● Work instructions:
[1] In the acoustic engineering article, what does Fraunhofer IIS get credit for inventing?
[2] From the acoustic engineering article, copy verbatim the passage between "Written by George" and "at VON.x 2008.", inclusive.

● Document extract:
In the world where chip technology improves exponentially, acoustic engineering isn't so simple and it presents a huge hurdle to overcome to the world of telephony and video conferencing.  Fraunhofer IIS (inventors of MPEG-1 Layer 3 AKA MP3) seeks to tackle this challenge and showed off some of its research and upcoming products at VON.
Written by George Ou, Contributor

In the world where chip technology improves exponentially, acoustic engineering isn't so simple and it presents a huge hurdle to overcome to the world of telephony and video conferencing.  Fraunhofer IIS (inventors of MPEG-1 Layer 3 AKA MP3) seeks to tackle this challenge and showed off some of its research and upcoming products at VON.x 2008.

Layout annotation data
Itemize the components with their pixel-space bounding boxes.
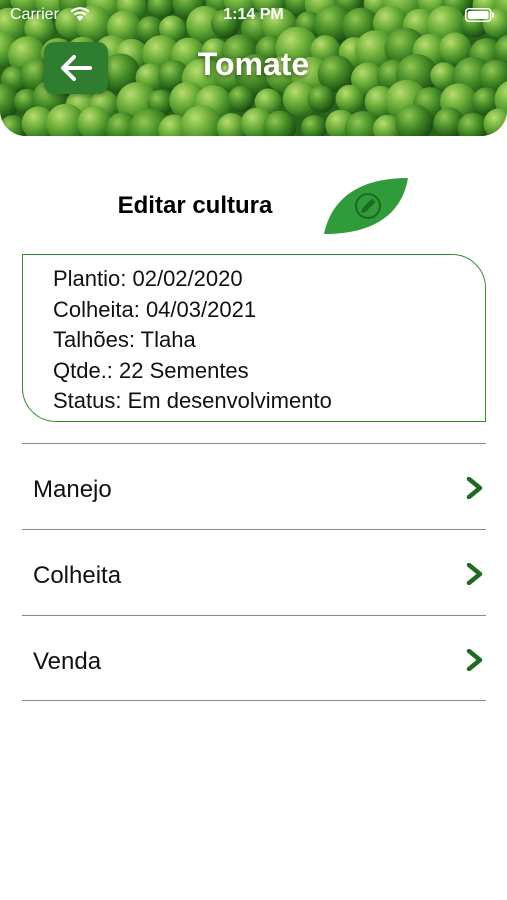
- status-bar: Carrier 1:14 PM: [0, 0, 507, 30]
- header: Carrier 1:14 PM Tomate: [0, 0, 507, 136]
- chevron-right-icon: [466, 649, 483, 671]
- chevron-right-icon: [466, 563, 483, 585]
- menu-item-colheita[interactable]: Colheita: [22, 529, 486, 615]
- menu-list: Manejo Colheita Venda: [22, 443, 486, 701]
- page-title: Tomate: [197, 46, 310, 82]
- info-planting-date: Plantio: 02/02/2020: [53, 266, 243, 291]
- info-status: Status: Em desenvolvimento: [53, 388, 332, 413]
- status-time: 1:14 PM: [223, 6, 284, 23]
- edit-crop-button[interactable]: [322, 176, 410, 236]
- info-quantity: Qtde.: 22 Sementes: [53, 357, 249, 383]
- chevron-right-icon: [466, 477, 483, 499]
- info-plots: Talhões: Tlaha: [53, 327, 196, 352]
- info-harvest-date: Colheita: 04/03/2021: [53, 296, 257, 322]
- menu-item-label: Venda: [33, 648, 102, 675]
- menu-item-venda[interactable]: Venda: [22, 615, 486, 701]
- edit-section: Editar cultura: [0, 176, 507, 236]
- menu-item-manejo[interactable]: Manejo: [22, 443, 486, 529]
- battery-icon: [465, 8, 495, 22]
- menu-item-label: Manejo: [33, 476, 112, 503]
- menu-item-label: Colheita: [33, 562, 122, 589]
- crop-info-card: Plantio: 02/02/2020 Colheita: 04/03/2021…: [22, 254, 486, 422]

● Solutions below:
[1] MPEG-1 Layer 3, also known as MP3.

[2]
Written by George Ou, Contributor

In the world where chip technology improves exponentially, acoustic engineering isn't so simple and it presents a huge hurdle to overcome to the world of telephony and video conferencing.  Fraunhofer IIS (inventors of MPEG-1 Layer 3 AKA MP3) seeks to tackle this challenge and showed off some of its research and upcoming products at VON.x 2008.